• **SET EXERCISE**
Return each line of the listing below, unchanged, and omit the images.
--- Start of DATA SUPPLIED ---
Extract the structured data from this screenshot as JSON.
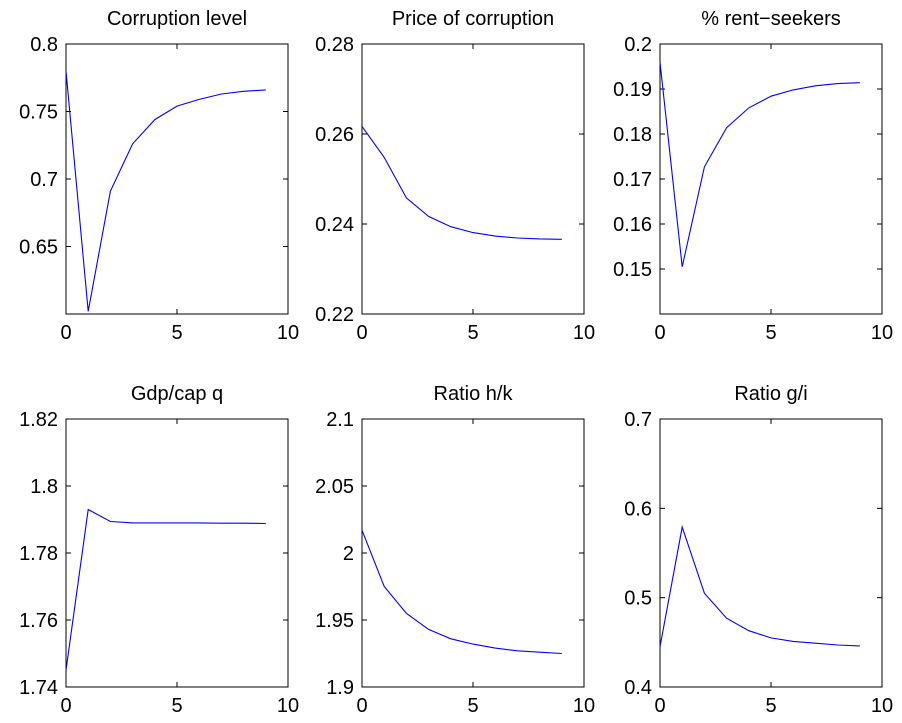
{
  "colors": {
    "series": "#0000ff",
    "axes": "#000000",
    "background": "#ffffff"
  },
  "chart_data": [
    {
      "type": "line",
      "title": "Corruption level",
      "xlim": [
        0,
        10
      ],
      "ylim": [
        0.6,
        0.8
      ],
      "xticks": [
        0,
        5,
        10
      ],
      "xtick_labels": [
        "0",
        "5",
        "10"
      ],
      "yticks": [
        0.65,
        0.7,
        0.75,
        0.8
      ],
      "ytick_labels": [
        "0.65",
        "0.7",
        "0.75",
        "0.8"
      ],
      "grid": false,
      "x": [
        0,
        1,
        2,
        3,
        4,
        5,
        6,
        7,
        8,
        9
      ],
      "y": [
        0.78,
        0.602,
        0.691,
        0.726,
        0.744,
        0.754,
        0.759,
        0.763,
        0.765,
        0.766
      ]
    },
    {
      "type": "line",
      "title": "Price of corruption",
      "xlim": [
        0,
        10
      ],
      "ylim": [
        0.22,
        0.28
      ],
      "xticks": [
        0,
        5,
        10
      ],
      "xtick_labels": [
        "0",
        "5",
        "10"
      ],
      "yticks": [
        0.22,
        0.24,
        0.26,
        0.28
      ],
      "ytick_labels": [
        "0.22",
        "0.24",
        "0.26",
        "0.28"
      ],
      "grid": false,
      "x": [
        0,
        1,
        2,
        3,
        4,
        5,
        6,
        7,
        8,
        9
      ],
      "y": [
        0.2617,
        0.2548,
        0.2458,
        0.2417,
        0.2394,
        0.2381,
        0.2373,
        0.2369,
        0.2367,
        0.2366
      ]
    },
    {
      "type": "line",
      "title": "% rent−seekers",
      "xlim": [
        0,
        10
      ],
      "ylim": [
        0.14,
        0.2
      ],
      "xticks": [
        0,
        5,
        10
      ],
      "xtick_labels": [
        "0",
        "5",
        "10"
      ],
      "yticks": [
        0.15,
        0.16,
        0.17,
        0.18,
        0.19,
        0.2
      ],
      "ytick_labels": [
        "0.15",
        "0.16",
        "0.17",
        "0.18",
        "0.19",
        "0.2"
      ],
      "grid": false,
      "x": [
        0,
        1,
        2,
        3,
        4,
        5,
        6,
        7,
        8,
        9
      ],
      "y": [
        0.196,
        0.1505,
        0.1727,
        0.1814,
        0.1858,
        0.1884,
        0.1898,
        0.1907,
        0.1912,
        0.1914
      ]
    },
    {
      "type": "line",
      "title": "Gdp/cap q",
      "xlim": [
        0,
        10
      ],
      "ylim": [
        1.74,
        1.82
      ],
      "xticks": [
        0,
        5,
        10
      ],
      "xtick_labels": [
        "0",
        "5",
        "10"
      ],
      "yticks": [
        1.74,
        1.76,
        1.78,
        1.8,
        1.82
      ],
      "ytick_labels": [
        "1.74",
        "1.76",
        "1.78",
        "1.8",
        "1.82"
      ],
      "grid": false,
      "x": [
        0,
        1,
        2,
        3,
        4,
        5,
        6,
        7,
        8,
        9
      ],
      "y": [
        1.745,
        1.793,
        1.7894,
        1.789,
        1.789,
        1.789,
        1.789,
        1.7889,
        1.7889,
        1.7888
      ]
    },
    {
      "type": "line",
      "title": "Ratio h/k",
      "xlim": [
        0,
        10
      ],
      "ylim": [
        1.9,
        2.1
      ],
      "xticks": [
        0,
        5,
        10
      ],
      "xtick_labels": [
        "0",
        "5",
        "10"
      ],
      "yticks": [
        1.9,
        1.95,
        2,
        2.05,
        2.1
      ],
      "ytick_labels": [
        "1.9",
        "1.95",
        "2",
        "2.05",
        "2.1"
      ],
      "grid": false,
      "x": [
        0,
        1,
        2,
        3,
        4,
        5,
        6,
        7,
        8,
        9
      ],
      "y": [
        2.017,
        1.975,
        1.955,
        1.943,
        1.936,
        1.932,
        1.929,
        1.927,
        1.926,
        1.925
      ]
    },
    {
      "type": "line",
      "title": "Ratio g/i",
      "xlim": [
        0,
        10
      ],
      "ylim": [
        0.4,
        0.7
      ],
      "xticks": [
        0,
        5,
        10
      ],
      "xtick_labels": [
        "0",
        "5",
        "10"
      ],
      "yticks": [
        0.4,
        0.5,
        0.6,
        0.7
      ],
      "ytick_labels": [
        "0.4",
        "0.5",
        "0.6",
        "0.7"
      ],
      "grid": false,
      "x": [
        0,
        1,
        2,
        3,
        4,
        5,
        6,
        7,
        8,
        9
      ],
      "y": [
        0.445,
        0.579,
        0.505,
        0.477,
        0.463,
        0.455,
        0.451,
        0.449,
        0.447,
        0.446
      ]
    }
  ]
}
--- End of DATA SUPPLIED ---
• **SOLUTION FOR THIS TASK**
Extract the structured data from this screenshot as JSON.
{
  "colors": {
    "series": "#0000ff",
    "axes": "#000000",
    "background": "#ffffff"
  },
  "chart_data": [
    {
      "type": "line",
      "title": "Corruption level",
      "xlim": [
        0,
        10
      ],
      "ylim": [
        0.6,
        0.8
      ],
      "xticks": [
        0,
        5,
        10
      ],
      "xtick_labels": [
        "0",
        "5",
        "10"
      ],
      "yticks": [
        0.65,
        0.7,
        0.75,
        0.8
      ],
      "ytick_labels": [
        "0.65",
        "0.7",
        "0.75",
        "0.8"
      ],
      "grid": false,
      "x": [
        0,
        1,
        2,
        3,
        4,
        5,
        6,
        7,
        8,
        9
      ],
      "y": [
        0.78,
        0.602,
        0.691,
        0.726,
        0.744,
        0.754,
        0.759,
        0.763,
        0.765,
        0.766
      ]
    },
    {
      "type": "line",
      "title": "Price of corruption",
      "xlim": [
        0,
        10
      ],
      "ylim": [
        0.22,
        0.28
      ],
      "xticks": [
        0,
        5,
        10
      ],
      "xtick_labels": [
        "0",
        "5",
        "10"
      ],
      "yticks": [
        0.22,
        0.24,
        0.26,
        0.28
      ],
      "ytick_labels": [
        "0.22",
        "0.24",
        "0.26",
        "0.28"
      ],
      "grid": false,
      "x": [
        0,
        1,
        2,
        3,
        4,
        5,
        6,
        7,
        8,
        9
      ],
      "y": [
        0.2617,
        0.2548,
        0.2458,
        0.2417,
        0.2394,
        0.2381,
        0.2373,
        0.2369,
        0.2367,
        0.2366
      ]
    },
    {
      "type": "line",
      "title": "% rent−seekers",
      "xlim": [
        0,
        10
      ],
      "ylim": [
        0.14,
        0.2
      ],
      "xticks": [
        0,
        5,
        10
      ],
      "xtick_labels": [
        "0",
        "5",
        "10"
      ],
      "yticks": [
        0.15,
        0.16,
        0.17,
        0.18,
        0.19,
        0.2
      ],
      "ytick_labels": [
        "0.15",
        "0.16",
        "0.17",
        "0.18",
        "0.19",
        "0.2"
      ],
      "grid": false,
      "x": [
        0,
        1,
        2,
        3,
        4,
        5,
        6,
        7,
        8,
        9
      ],
      "y": [
        0.196,
        0.1505,
        0.1727,
        0.1814,
        0.1858,
        0.1884,
        0.1898,
        0.1907,
        0.1912,
        0.1914
      ]
    },
    {
      "type": "line",
      "title": "Gdp/cap q",
      "xlim": [
        0,
        10
      ],
      "ylim": [
        1.74,
        1.82
      ],
      "xticks": [
        0,
        5,
        10
      ],
      "xtick_labels": [
        "0",
        "5",
        "10"
      ],
      "yticks": [
        1.74,
        1.76,
        1.78,
        1.8,
        1.82
      ],
      "ytick_labels": [
        "1.74",
        "1.76",
        "1.78",
        "1.8",
        "1.82"
      ],
      "grid": false,
      "x": [
        0,
        1,
        2,
        3,
        4,
        5,
        6,
        7,
        8,
        9
      ],
      "y": [
        1.745,
        1.793,
        1.7894,
        1.789,
        1.789,
        1.789,
        1.789,
        1.7889,
        1.7889,
        1.7888
      ]
    },
    {
      "type": "line",
      "title": "Ratio h/k",
      "xlim": [
        0,
        10
      ],
      "ylim": [
        1.9,
        2.1
      ],
      "xticks": [
        0,
        5,
        10
      ],
      "xtick_labels": [
        "0",
        "5",
        "10"
      ],
      "yticks": [
        1.9,
        1.95,
        2,
        2.05,
        2.1
      ],
      "ytick_labels": [
        "1.9",
        "1.95",
        "2",
        "2.05",
        "2.1"
      ],
      "grid": false,
      "x": [
        0,
        1,
        2,
        3,
        4,
        5,
        6,
        7,
        8,
        9
      ],
      "y": [
        2.017,
        1.975,
        1.955,
        1.943,
        1.936,
        1.932,
        1.929,
        1.927,
        1.926,
        1.925
      ]
    },
    {
      "type": "line",
      "title": "Ratio g/i",
      "xlim": [
        0,
        10
      ],
      "ylim": [
        0.4,
        0.7
      ],
      "xticks": [
        0,
        5,
        10
      ],
      "xtick_labels": [
        "0",
        "5",
        "10"
      ],
      "yticks": [
        0.4,
        0.5,
        0.6,
        0.7
      ],
      "ytick_labels": [
        "0.4",
        "0.5",
        "0.6",
        "0.7"
      ],
      "grid": false,
      "x": [
        0,
        1,
        2,
        3,
        4,
        5,
        6,
        7,
        8,
        9
      ],
      "y": [
        0.445,
        0.579,
        0.505,
        0.477,
        0.463,
        0.455,
        0.451,
        0.449,
        0.447,
        0.446
      ]
    }
  ]
}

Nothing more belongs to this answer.